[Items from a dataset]
════════════════
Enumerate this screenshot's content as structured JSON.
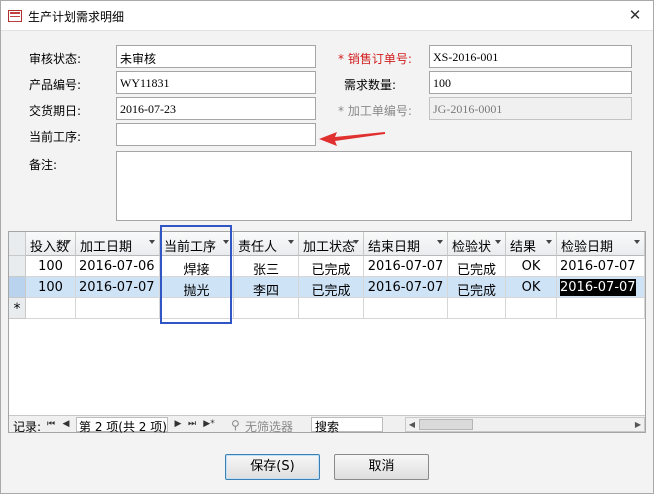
{
  "window": {
    "title": "生产计划需求明细",
    "close_glyph": "✕"
  },
  "form": {
    "audit_status": {
      "label": "审核状态:",
      "value": "未审核"
    },
    "sales_order_no": {
      "label": "* 销售订单号:",
      "value": "XS-2016-001"
    },
    "product_no": {
      "label": "产品编号:",
      "value": "WY11831"
    },
    "required_qty": {
      "label": "需求数量:",
      "value": "100"
    },
    "delivery_date": {
      "label": "交货期日:",
      "value": "2016-07-23"
    },
    "work_order_no": {
      "label": "* 加工单编号:",
      "value": "JG-2016-0001"
    },
    "current_process": {
      "label": "当前工序:",
      "value": ""
    },
    "remarks": {
      "label": "备注:",
      "value": ""
    }
  },
  "grid": {
    "columns": [
      "投入数",
      "加工日期",
      "当前工序",
      "责任人",
      "加工状态",
      "结束日期",
      "检验状",
      "结果",
      "检验日期"
    ],
    "rows": [
      [
        "100",
        "2016-07-06",
        "焊接",
        "张三",
        "已完成",
        "2016-07-07",
        "已完成",
        "OK",
        "2016-07-07"
      ],
      [
        "100",
        "2016-07-07",
        "抛光",
        "李四",
        "已完成",
        "2016-07-07",
        "已完成",
        "OK",
        "2016-07-07"
      ]
    ],
    "new_row_marker": "*"
  },
  "navigator": {
    "label": "记录:",
    "position": "第 2 项(共 2 项)",
    "first": "⏮",
    "prev": "◀",
    "next": "▶",
    "last": "⏭",
    "new": "▶*",
    "filter": "无筛选器",
    "search": "搜索"
  },
  "buttons": {
    "save": "保存(S)",
    "cancel": "取消"
  },
  "colors": {
    "required_label": "#d21d1d",
    "highlight_box": "#2f56c4",
    "annotation_arrow": "#e03030",
    "selected_row": "#cfe3f7"
  },
  "icons": [
    "form-icon",
    "close-icon",
    "filter-icon",
    "arrow-annotation-icon"
  ]
}
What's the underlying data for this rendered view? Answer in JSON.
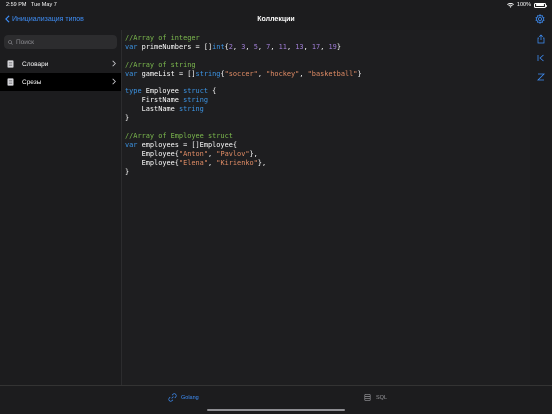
{
  "status_bar": {
    "time": "2:59 PM",
    "date": "Tue May 7",
    "battery": "100%"
  },
  "nav": {
    "back_label": "Инициализация типов",
    "title": "Коллекции"
  },
  "sidebar": {
    "search_placeholder": "Поиск",
    "items": [
      {
        "label": "Словари",
        "selected": false
      },
      {
        "label": "Срезы",
        "selected": true
      }
    ]
  },
  "editor": {
    "code": [
      "//Array of integer",
      "var primeNumbers = []int{2, 3, 5, 7, 11, 13, 17, 19}",
      "",
      "//Array of string",
      "var gameList = []string{\"soccer\", \"hockey\", \"basketball\"}",
      "",
      "type Employee struct {",
      "    FirstName string",
      "    LastName string",
      "}",
      "",
      "//Array of Employee struct",
      "var employees = []Employee{",
      "    Employee{\"Anton\", \"Pavlov\"},",
      "    Employee{\"Elena\", \"Kirienko\"},",
      "}"
    ]
  },
  "tabs": [
    {
      "label": "Golang",
      "active": true
    },
    {
      "label": "SQL",
      "active": false
    }
  ],
  "colors": {
    "accent": "#3e8ef7",
    "comment": "#7dbb4e",
    "keyword": "#3c95e6",
    "string": "#e28d66",
    "number": "#a07ed6"
  }
}
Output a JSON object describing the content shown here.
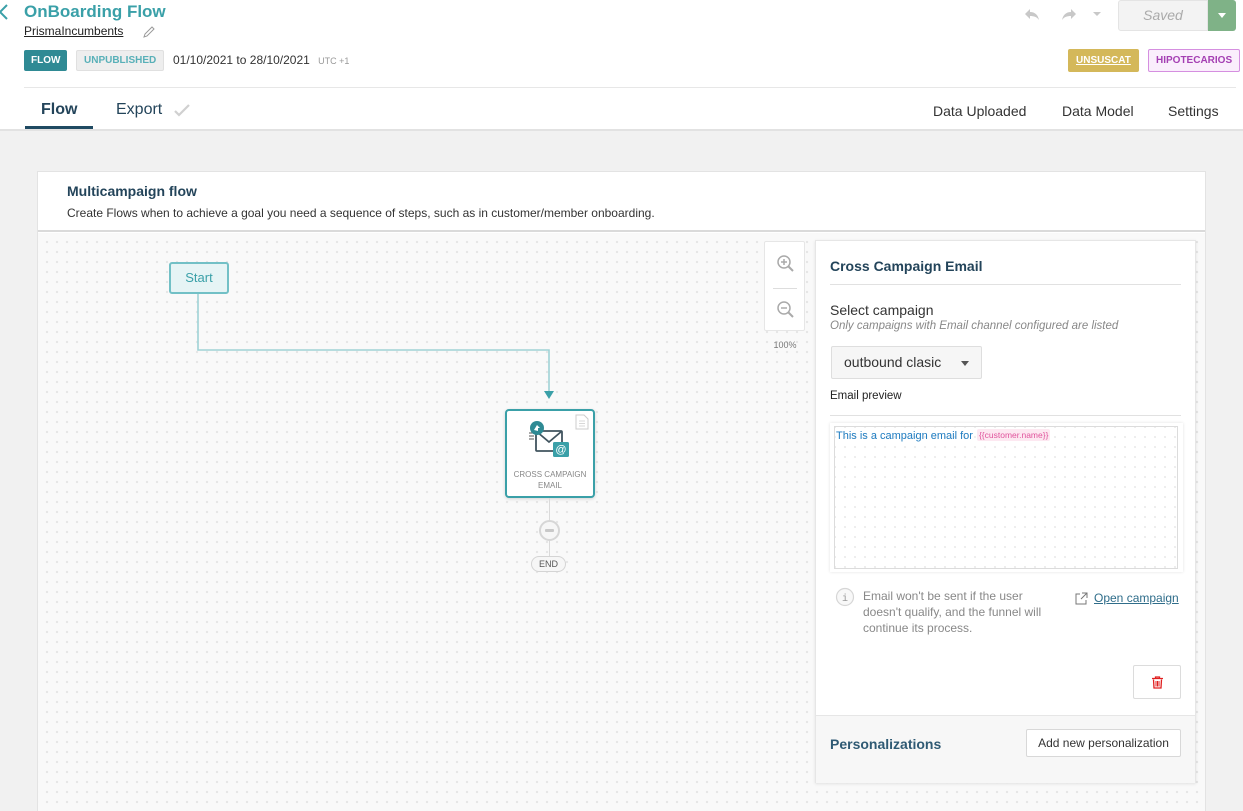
{
  "header": {
    "title": "OnBoarding Flow",
    "subtitle": "PrismaIncumbents",
    "type_badge": "FLOW",
    "status_badge": "UNPUBLISHED",
    "date_start": "01/10/2021",
    "date_sep": "to",
    "date_end": "28/10/2021",
    "timezone": "UTC +1",
    "saved_label": "Saved",
    "tags": [
      {
        "label": "UNSUSCAT",
        "color": "#d4b85a"
      },
      {
        "label": "HIPOTECARIOS",
        "color": "#a43fb3"
      }
    ]
  },
  "tabs": {
    "left": [
      {
        "label": "Flow",
        "active": true
      },
      {
        "label": "Export",
        "active": false
      }
    ],
    "right": [
      {
        "label": "Data Uploaded"
      },
      {
        "label": "Data Model"
      },
      {
        "label": "Settings"
      }
    ]
  },
  "card": {
    "title": "Multicampaign flow",
    "description": "Create Flows when to achieve a goal you need a sequence of steps, such as in customer/member onboarding."
  },
  "canvas": {
    "start_label": "Start",
    "node": {
      "label": "CROSS CAMPAIGN EMAIL",
      "icon": "cross-campaign-email-icon"
    },
    "end_label": "END",
    "zoom_level": "100%"
  },
  "panel": {
    "title": "Cross Campaign Email",
    "select_label": "Select campaign",
    "select_hint": "Only campaigns with Email channel configured are listed",
    "selected_campaign": "outbound clasic",
    "preview_label": "Email preview",
    "preview_text": "This is a campaign email for",
    "preview_variable": "{{customer.name}}",
    "info_text": "Email won't be sent if the user doesn't qualify, and the funnel will continue its process.",
    "open_campaign_label": "Open campaign",
    "personalizations_title": "Personalizations",
    "add_personalization_label": "Add new personalization"
  },
  "colors": {
    "accent": "#3aa0a8",
    "navy": "#23445a",
    "saved_green": "#7fb287",
    "danger": "#e02020"
  }
}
════════════════
• Directions for this task: Every line of text is to be repeated exactly; pictures are left out.

• Task solution:
Enumerate this screenshot's content as structured JSON.
{
  "window": {
    "title": "生产计划需求明细",
    "close_glyph": "✕"
  },
  "form": {
    "audit_status": {
      "label": "审核状态:",
      "value": "未审核"
    },
    "sales_order_no": {
      "label": "* 销售订单号:",
      "value": "XS-2016-001"
    },
    "product_no": {
      "label": "产品编号:",
      "value": "WY11831"
    },
    "required_qty": {
      "label": "需求数量:",
      "value": "100"
    },
    "delivery_date": {
      "label": "交货期日:",
      "value": "2016-07-23"
    },
    "work_order_no": {
      "label": "* 加工单编号:",
      "value": "JG-2016-0001"
    },
    "current_process": {
      "label": "当前工序:",
      "value": ""
    },
    "remarks": {
      "label": "备注:",
      "value": ""
    }
  },
  "grid": {
    "columns": [
      "投入数",
      "加工日期",
      "当前工序",
      "责任人",
      "加工状态",
      "结束日期",
      "检验状",
      "结果",
      "检验日期"
    ],
    "rows": [
      [
        "100",
        "2016-07-06",
        "焊接",
        "张三",
        "已完成",
        "2016-07-07",
        "已完成",
        "OK",
        "2016-07-07"
      ],
      [
        "100",
        "2016-07-07",
        "抛光",
        "李四",
        "已完成",
        "2016-07-07",
        "已完成",
        "OK",
        "2016-07-07"
      ]
    ],
    "new_row_marker": "*"
  },
  "navigator": {
    "label": "记录:",
    "position": "第 2 项(共 2 项)",
    "first": "⏮",
    "prev": "◀",
    "next": "▶",
    "last": "⏭",
    "new": "▶*",
    "filter": "无筛选器",
    "search": "搜索"
  },
  "buttons": {
    "save": "保存(S)",
    "cancel": "取消"
  },
  "colors": {
    "required_label": "#d21d1d",
    "highlight_box": "#2f56c4",
    "annotation_arrow": "#e03030",
    "selected_row": "#cfe3f7"
  },
  "icons": [
    "form-icon",
    "close-icon",
    "filter-icon",
    "arrow-annotation-icon"
  ]
}
What's the underlying data for this rendered view? Answer in JSON.
{
  "status_bar": {
    "time": "2:59 PM",
    "date": "Tue May 7",
    "battery": "100%"
  },
  "nav": {
    "back_label": "Инициализация типов",
    "title": "Коллекции"
  },
  "sidebar": {
    "search_placeholder": "Поиск",
    "items": [
      {
        "label": "Словари",
        "selected": false
      },
      {
        "label": "Срезы",
        "selected": true
      }
    ]
  },
  "editor": {
    "code": [
      "//Array of integer",
      "var primeNumbers = []int{2, 3, 5, 7, 11, 13, 17, 19}",
      "",
      "//Array of string",
      "var gameList = []string{\"soccer\", \"hockey\", \"basketball\"}",
      "",
      "type Employee struct {",
      "    FirstName string",
      "    LastName string",
      "}",
      "",
      "//Array of Employee struct",
      "var employees = []Employee{",
      "    Employee{\"Anton\", \"Pavlov\"},",
      "    Employee{\"Elena\", \"Kirienko\"},",
      "}"
    ]
  },
  "tabs": [
    {
      "label": "Golang",
      "active": true
    },
    {
      "label": "SQL",
      "active": false
    }
  ],
  "colors": {
    "accent": "#3e8ef7",
    "comment": "#7dbb4e",
    "keyword": "#3c95e6",
    "string": "#e28d66",
    "number": "#a07ed6"
  }
}
Output a JSON object describing the content shown here.
{
  "header": {
    "title": "OnBoarding Flow",
    "subtitle": "PrismaIncumbents",
    "type_badge": "FLOW",
    "status_badge": "UNPUBLISHED",
    "date_start": "01/10/2021",
    "date_sep": "to",
    "date_end": "28/10/2021",
    "timezone": "UTC +1",
    "saved_label": "Saved",
    "tags": [
      {
        "label": "UNSUSCAT",
        "color": "#d4b85a"
      },
      {
        "label": "HIPOTECARIOS",
        "color": "#a43fb3"
      }
    ]
  },
  "tabs": {
    "left": [
      {
        "label": "Flow",
        "active": true
      },
      {
        "label": "Export",
        "active": false
      }
    ],
    "right": [
      {
        "label": "Data Uploaded"
      },
      {
        "label": "Data Model"
      },
      {
        "label": "Settings"
      }
    ]
  },
  "card": {
    "title": "Multicampaign flow",
    "description": "Create Flows when to achieve a goal you need a sequence of steps, such as in customer/member onboarding."
  },
  "canvas": {
    "start_label": "Start",
    "node": {
      "label": "CROSS CAMPAIGN EMAIL",
      "icon": "cross-campaign-email-icon"
    },
    "end_label": "END",
    "zoom_level": "100%"
  },
  "panel": {
    "title": "Cross Campaign Email",
    "select_label": "Select campaign",
    "select_hint": "Only campaigns with Email channel configured are listed",
    "selected_campaign": "outbound clasic",
    "preview_label": "Email preview",
    "preview_text": "This is a campaign email for",
    "preview_variable": "{{customer.name}}",
    "info_text": "Email won't be sent if the user doesn't qualify, and the funnel will continue its process.",
    "open_campaign_label": "Open campaign",
    "personalizations_title": "Personalizations",
    "add_personalization_label": "Add new personalization"
  },
  "colors": {
    "accent": "#3aa0a8",
    "navy": "#23445a",
    "saved_green": "#7fb287",
    "danger": "#e02020"
  }
}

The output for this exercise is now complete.